DIRECTIONS FOR THIS TASK –
Return each line containing "wykorzystuje".

PROVIDED INFORMATION –

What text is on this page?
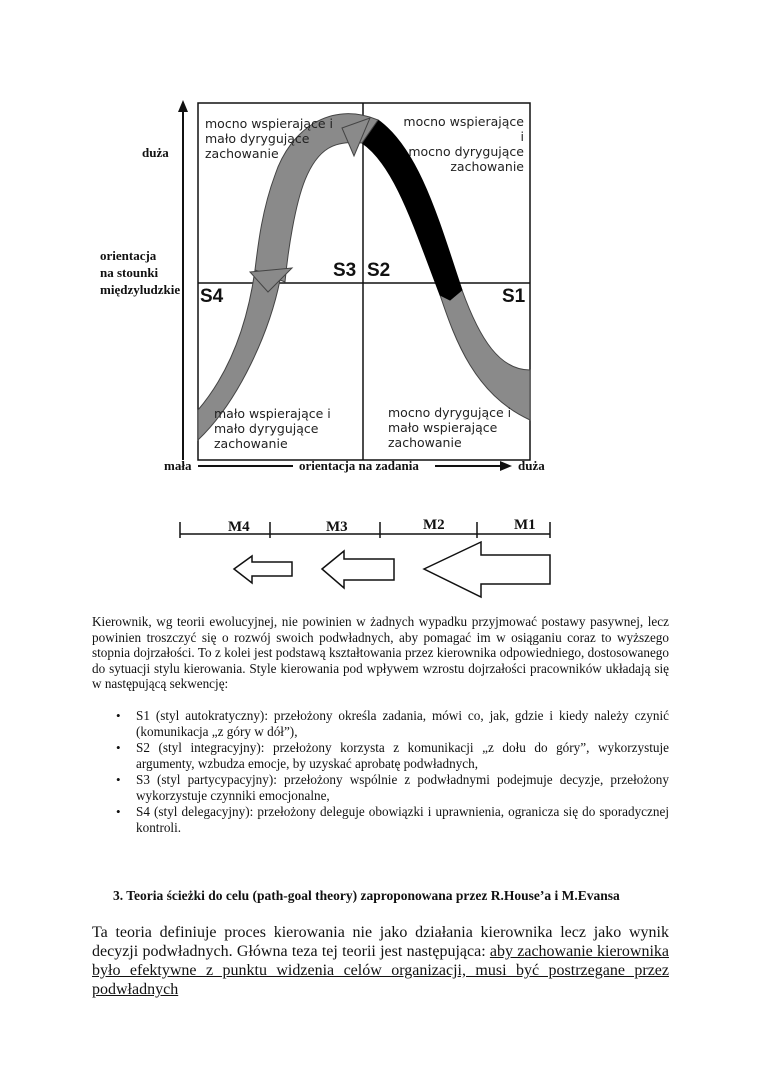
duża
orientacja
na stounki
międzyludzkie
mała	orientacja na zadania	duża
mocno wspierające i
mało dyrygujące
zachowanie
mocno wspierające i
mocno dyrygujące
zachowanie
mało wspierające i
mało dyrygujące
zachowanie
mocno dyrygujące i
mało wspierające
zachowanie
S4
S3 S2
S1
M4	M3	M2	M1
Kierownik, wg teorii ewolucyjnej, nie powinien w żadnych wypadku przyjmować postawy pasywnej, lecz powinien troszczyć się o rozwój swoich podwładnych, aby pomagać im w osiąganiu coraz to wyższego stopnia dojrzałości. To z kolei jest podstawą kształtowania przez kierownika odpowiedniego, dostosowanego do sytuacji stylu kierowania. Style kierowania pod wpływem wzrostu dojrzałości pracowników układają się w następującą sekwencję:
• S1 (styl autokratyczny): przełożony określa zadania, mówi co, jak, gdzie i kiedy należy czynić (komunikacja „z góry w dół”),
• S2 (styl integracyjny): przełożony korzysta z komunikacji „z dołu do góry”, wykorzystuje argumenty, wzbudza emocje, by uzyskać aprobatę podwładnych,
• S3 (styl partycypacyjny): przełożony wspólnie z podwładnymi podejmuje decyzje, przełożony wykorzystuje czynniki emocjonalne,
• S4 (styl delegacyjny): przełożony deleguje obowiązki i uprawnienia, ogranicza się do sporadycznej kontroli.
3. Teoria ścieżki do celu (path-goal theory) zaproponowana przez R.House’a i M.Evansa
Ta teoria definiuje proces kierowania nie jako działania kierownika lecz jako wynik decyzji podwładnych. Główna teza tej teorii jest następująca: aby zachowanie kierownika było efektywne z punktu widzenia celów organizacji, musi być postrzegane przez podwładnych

...

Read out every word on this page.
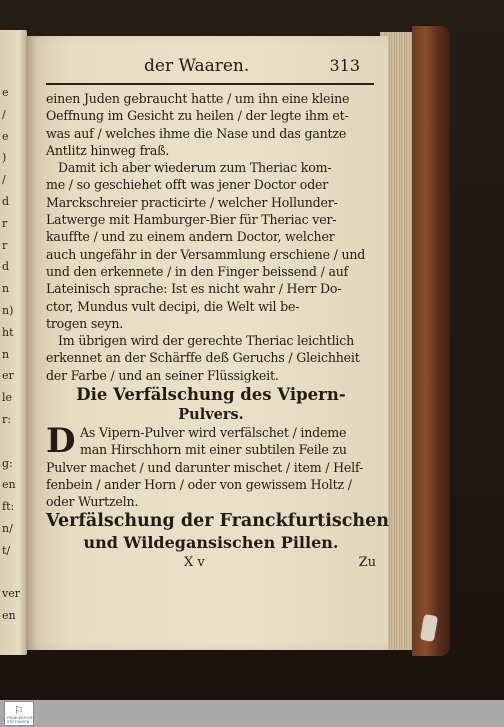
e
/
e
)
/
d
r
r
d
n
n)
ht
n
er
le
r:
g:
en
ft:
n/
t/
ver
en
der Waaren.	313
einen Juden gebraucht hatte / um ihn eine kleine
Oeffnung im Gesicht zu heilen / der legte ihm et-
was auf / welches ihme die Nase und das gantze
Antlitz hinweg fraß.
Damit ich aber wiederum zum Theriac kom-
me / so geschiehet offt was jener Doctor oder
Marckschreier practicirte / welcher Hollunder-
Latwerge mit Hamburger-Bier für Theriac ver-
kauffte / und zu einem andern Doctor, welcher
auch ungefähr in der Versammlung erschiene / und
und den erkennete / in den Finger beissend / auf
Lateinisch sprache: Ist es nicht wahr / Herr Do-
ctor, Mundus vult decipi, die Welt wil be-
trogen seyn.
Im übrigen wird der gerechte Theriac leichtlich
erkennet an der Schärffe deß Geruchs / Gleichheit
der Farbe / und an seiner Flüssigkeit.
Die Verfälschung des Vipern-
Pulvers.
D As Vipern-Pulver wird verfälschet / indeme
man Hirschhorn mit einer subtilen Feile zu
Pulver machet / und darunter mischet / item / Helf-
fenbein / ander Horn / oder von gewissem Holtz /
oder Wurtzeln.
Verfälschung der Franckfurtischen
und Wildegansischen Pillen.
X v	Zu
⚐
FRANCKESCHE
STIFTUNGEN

REPLY –
• S2 (styl integracyjny): przełożony korzysta z komunikacji „z dołu do góry”, wykorzystuje argumenty, wzbudza emocje, by uzyskać aprobatę podwładnych,
• S3 (styl partycypacyjny): przełożony wspólnie z podwładnymi podejmuje decyzje, przełożony wykorzystuje czynniki emocjonalne,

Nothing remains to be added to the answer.